(begin)
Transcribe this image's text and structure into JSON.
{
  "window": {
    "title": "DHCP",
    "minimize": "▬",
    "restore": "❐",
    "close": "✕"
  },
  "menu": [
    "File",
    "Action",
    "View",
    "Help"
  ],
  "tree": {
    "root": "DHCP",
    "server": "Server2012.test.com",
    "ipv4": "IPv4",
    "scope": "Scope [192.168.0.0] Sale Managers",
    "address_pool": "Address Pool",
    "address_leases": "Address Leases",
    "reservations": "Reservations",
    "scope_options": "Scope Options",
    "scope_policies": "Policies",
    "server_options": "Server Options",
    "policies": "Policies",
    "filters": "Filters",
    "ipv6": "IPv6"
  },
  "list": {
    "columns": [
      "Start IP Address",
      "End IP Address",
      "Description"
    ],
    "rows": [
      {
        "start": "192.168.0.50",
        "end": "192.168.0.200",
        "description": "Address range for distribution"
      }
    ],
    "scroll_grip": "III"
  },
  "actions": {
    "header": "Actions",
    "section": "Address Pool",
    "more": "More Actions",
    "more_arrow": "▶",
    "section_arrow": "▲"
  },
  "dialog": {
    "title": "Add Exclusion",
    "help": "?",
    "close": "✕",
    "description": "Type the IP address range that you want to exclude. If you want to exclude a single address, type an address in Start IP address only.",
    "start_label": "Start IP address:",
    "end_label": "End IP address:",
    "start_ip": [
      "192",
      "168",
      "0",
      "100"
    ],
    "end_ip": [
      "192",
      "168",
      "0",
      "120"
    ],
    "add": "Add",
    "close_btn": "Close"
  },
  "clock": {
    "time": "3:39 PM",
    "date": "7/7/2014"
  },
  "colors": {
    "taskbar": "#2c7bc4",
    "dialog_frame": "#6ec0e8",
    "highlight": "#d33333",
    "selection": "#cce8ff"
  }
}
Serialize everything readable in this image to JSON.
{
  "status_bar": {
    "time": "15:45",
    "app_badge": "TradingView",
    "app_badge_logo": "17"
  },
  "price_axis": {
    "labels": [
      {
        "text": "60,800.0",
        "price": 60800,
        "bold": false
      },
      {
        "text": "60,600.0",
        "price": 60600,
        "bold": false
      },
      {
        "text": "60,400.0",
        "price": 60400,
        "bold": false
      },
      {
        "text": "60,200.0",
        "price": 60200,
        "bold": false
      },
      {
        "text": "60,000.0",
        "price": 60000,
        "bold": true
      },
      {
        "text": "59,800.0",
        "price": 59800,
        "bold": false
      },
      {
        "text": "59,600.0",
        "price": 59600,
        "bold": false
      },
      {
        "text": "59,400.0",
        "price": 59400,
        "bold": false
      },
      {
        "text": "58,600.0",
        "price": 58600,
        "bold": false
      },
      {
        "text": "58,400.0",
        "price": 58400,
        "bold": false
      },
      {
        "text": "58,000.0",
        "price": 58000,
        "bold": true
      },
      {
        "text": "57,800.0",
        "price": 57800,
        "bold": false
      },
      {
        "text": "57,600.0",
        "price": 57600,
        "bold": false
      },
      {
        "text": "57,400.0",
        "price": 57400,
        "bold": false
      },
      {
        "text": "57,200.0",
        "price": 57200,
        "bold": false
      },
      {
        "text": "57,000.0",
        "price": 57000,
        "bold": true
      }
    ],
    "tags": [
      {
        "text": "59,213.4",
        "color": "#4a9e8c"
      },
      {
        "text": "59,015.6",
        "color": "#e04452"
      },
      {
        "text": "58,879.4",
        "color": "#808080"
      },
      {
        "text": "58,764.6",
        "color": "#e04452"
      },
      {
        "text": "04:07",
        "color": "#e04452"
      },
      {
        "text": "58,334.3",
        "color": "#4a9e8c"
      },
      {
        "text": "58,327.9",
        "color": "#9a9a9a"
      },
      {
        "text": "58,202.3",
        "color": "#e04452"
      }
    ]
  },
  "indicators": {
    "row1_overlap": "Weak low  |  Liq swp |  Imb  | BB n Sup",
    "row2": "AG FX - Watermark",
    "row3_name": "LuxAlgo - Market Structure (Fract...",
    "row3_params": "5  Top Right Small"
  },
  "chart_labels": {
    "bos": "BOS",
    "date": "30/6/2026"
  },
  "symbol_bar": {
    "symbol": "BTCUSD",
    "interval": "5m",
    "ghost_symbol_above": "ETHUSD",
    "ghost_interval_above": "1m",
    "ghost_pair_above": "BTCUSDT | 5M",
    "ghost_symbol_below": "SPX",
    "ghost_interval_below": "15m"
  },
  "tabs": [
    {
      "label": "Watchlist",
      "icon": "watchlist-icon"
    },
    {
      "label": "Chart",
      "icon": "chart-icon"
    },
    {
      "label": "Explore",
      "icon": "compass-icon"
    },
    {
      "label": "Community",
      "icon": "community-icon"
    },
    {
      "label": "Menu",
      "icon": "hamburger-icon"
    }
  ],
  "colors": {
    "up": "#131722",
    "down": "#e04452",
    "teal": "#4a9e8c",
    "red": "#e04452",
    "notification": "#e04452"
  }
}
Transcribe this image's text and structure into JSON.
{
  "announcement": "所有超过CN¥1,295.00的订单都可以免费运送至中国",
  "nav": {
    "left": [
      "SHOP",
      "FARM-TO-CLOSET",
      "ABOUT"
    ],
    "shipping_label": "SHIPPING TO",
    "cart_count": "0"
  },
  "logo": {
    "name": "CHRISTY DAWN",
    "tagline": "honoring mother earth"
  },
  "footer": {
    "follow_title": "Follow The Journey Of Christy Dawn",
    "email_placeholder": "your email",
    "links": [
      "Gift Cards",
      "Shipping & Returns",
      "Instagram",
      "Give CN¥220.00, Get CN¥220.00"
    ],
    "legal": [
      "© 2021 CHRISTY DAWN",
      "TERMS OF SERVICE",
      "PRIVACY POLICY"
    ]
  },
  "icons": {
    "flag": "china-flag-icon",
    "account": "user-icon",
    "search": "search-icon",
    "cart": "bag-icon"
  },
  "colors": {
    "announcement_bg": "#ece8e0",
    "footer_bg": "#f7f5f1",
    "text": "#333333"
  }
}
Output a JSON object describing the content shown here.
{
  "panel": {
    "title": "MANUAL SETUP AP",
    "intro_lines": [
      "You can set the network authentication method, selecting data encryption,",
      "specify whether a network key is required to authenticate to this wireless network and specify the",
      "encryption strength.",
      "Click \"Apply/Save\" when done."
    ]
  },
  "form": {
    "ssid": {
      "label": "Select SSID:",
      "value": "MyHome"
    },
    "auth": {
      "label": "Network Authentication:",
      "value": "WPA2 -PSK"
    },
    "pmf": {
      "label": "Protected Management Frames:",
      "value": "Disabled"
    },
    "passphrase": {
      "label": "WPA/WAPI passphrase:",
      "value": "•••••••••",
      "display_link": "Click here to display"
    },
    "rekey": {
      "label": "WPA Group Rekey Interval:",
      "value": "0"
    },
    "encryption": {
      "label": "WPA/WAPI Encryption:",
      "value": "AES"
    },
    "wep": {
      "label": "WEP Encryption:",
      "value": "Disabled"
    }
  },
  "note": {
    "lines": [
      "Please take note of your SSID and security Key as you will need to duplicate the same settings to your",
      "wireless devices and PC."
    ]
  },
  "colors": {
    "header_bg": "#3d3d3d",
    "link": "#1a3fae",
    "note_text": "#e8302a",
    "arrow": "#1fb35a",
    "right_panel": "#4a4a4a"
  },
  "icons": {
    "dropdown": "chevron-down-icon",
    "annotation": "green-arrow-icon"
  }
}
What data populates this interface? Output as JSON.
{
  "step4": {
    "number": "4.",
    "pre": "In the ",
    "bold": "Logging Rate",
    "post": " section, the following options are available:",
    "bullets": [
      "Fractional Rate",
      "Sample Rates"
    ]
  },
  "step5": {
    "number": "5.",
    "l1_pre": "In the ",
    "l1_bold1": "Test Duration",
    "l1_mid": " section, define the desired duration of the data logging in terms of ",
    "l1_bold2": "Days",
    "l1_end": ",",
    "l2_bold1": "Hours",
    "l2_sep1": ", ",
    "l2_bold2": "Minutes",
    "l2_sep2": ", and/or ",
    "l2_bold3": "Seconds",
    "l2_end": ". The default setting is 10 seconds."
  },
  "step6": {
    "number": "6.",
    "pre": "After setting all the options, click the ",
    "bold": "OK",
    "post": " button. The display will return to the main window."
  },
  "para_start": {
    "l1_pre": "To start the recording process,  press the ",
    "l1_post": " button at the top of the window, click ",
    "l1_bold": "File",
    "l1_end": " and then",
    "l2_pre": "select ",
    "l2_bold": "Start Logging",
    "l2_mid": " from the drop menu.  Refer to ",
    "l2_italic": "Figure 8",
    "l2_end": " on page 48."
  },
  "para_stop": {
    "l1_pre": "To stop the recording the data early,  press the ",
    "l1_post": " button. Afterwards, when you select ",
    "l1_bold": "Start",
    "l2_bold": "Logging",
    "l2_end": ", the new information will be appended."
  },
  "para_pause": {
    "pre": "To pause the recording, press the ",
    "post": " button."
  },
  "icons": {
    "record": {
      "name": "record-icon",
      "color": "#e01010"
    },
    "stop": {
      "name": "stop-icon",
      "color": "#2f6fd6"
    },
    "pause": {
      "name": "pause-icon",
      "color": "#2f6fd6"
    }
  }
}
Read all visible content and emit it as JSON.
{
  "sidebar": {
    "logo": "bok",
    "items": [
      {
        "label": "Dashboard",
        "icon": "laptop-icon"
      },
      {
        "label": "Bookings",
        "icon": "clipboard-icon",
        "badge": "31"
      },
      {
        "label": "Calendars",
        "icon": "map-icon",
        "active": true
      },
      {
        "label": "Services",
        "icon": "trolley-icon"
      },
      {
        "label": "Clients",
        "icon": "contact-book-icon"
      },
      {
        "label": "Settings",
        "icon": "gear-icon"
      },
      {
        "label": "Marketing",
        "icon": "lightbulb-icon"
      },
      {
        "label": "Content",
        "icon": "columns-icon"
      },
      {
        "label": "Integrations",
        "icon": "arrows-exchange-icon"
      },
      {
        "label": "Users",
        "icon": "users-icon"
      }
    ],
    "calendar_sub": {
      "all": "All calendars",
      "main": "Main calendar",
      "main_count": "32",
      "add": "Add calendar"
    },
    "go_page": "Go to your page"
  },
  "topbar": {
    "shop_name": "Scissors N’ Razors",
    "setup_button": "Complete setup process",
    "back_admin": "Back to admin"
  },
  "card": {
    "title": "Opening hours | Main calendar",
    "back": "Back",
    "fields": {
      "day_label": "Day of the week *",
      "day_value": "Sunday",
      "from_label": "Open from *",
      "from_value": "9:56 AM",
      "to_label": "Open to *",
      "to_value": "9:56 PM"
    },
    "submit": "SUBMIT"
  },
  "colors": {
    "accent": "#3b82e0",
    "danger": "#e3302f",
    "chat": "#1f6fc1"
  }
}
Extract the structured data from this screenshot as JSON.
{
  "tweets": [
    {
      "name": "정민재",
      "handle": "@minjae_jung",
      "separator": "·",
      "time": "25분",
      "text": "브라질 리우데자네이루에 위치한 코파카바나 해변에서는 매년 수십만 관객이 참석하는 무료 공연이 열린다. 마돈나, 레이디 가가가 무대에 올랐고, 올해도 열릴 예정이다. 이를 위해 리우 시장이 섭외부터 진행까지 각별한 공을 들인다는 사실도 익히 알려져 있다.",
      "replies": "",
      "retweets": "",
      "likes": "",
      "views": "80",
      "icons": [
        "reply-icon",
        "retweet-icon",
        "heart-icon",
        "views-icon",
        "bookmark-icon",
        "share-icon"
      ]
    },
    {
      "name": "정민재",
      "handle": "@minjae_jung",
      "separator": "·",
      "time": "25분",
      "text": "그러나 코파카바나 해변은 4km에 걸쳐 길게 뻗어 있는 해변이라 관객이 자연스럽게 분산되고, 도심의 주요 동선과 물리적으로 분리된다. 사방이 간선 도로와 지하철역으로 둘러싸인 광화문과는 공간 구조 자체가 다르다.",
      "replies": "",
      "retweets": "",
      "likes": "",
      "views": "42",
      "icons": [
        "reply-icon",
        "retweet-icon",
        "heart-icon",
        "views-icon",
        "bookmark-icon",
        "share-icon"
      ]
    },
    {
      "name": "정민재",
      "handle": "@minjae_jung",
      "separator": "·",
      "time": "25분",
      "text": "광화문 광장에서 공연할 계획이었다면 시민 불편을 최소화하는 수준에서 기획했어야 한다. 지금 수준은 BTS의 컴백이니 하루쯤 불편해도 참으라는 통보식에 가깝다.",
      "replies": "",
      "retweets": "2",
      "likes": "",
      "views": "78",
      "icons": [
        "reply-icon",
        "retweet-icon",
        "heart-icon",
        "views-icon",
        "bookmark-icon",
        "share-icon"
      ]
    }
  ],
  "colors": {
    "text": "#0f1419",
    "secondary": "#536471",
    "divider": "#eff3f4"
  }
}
(end)
* _TASK GOAL_:
Reproduce the listing above exactly from the line containing "Extract the structured" through its last line, with both of those lines included.

* _OUTPUT OF THE TASK_:
Extract the structured data from this screenshot as JSON.
{
  "tweets": [
    {
      "name": "정민재",
      "handle": "@minjae_jung",
      "separator": "·",
      "time": "25분",
      "text": "브라질 리우데자네이루에 위치한 코파카바나 해변에서는 매년 수십만 관객이 참석하는 무료 공연이 열린다. 마돈나, 레이디 가가가 무대에 올랐고, 올해도 열릴 예정이다. 이를 위해 리우 시장이 섭외부터 진행까지 각별한 공을 들인다는 사실도 익히 알려져 있다.",
      "replies": "",
      "retweets": "",
      "likes": "",
      "views": "80",
      "icons": [
        "reply-icon",
        "retweet-icon",
        "heart-icon",
        "views-icon",
        "bookmark-icon",
        "share-icon"
      ]
    },
    {
      "name": "정민재",
      "handle": "@minjae_jung",
      "separator": "·",
      "time": "25분",
      "text": "그러나 코파카바나 해변은 4km에 걸쳐 길게 뻗어 있는 해변이라 관객이 자연스럽게 분산되고, 도심의 주요 동선과 물리적으로 분리된다. 사방이 간선 도로와 지하철역으로 둘러싸인 광화문과는 공간 구조 자체가 다르다.",
      "replies": "",
      "retweets": "",
      "likes": "",
      "views": "42",
      "icons": [
        "reply-icon",
        "retweet-icon",
        "heart-icon",
        "views-icon",
        "bookmark-icon",
        "share-icon"
      ]
    },
    {
      "name": "정민재",
      "handle": "@minjae_jung",
      "separator": "·",
      "time": "25분",
      "text": "광화문 광장에서 공연할 계획이었다면 시민 불편을 최소화하는 수준에서 기획했어야 한다. 지금 수준은 BTS의 컴백이니 하루쯤 불편해도 참으라는 통보식에 가깝다.",
      "replies": "",
      "retweets": "2",
      "likes": "",
      "views": "78",
      "icons": [
        "reply-icon",
        "retweet-icon",
        "heart-icon",
        "views-icon",
        "bookmark-icon",
        "share-icon"
      ]
    }
  ],
  "colors": {
    "text": "#0f1419",
    "secondary": "#536471",
    "divider": "#eff3f4"
  }
}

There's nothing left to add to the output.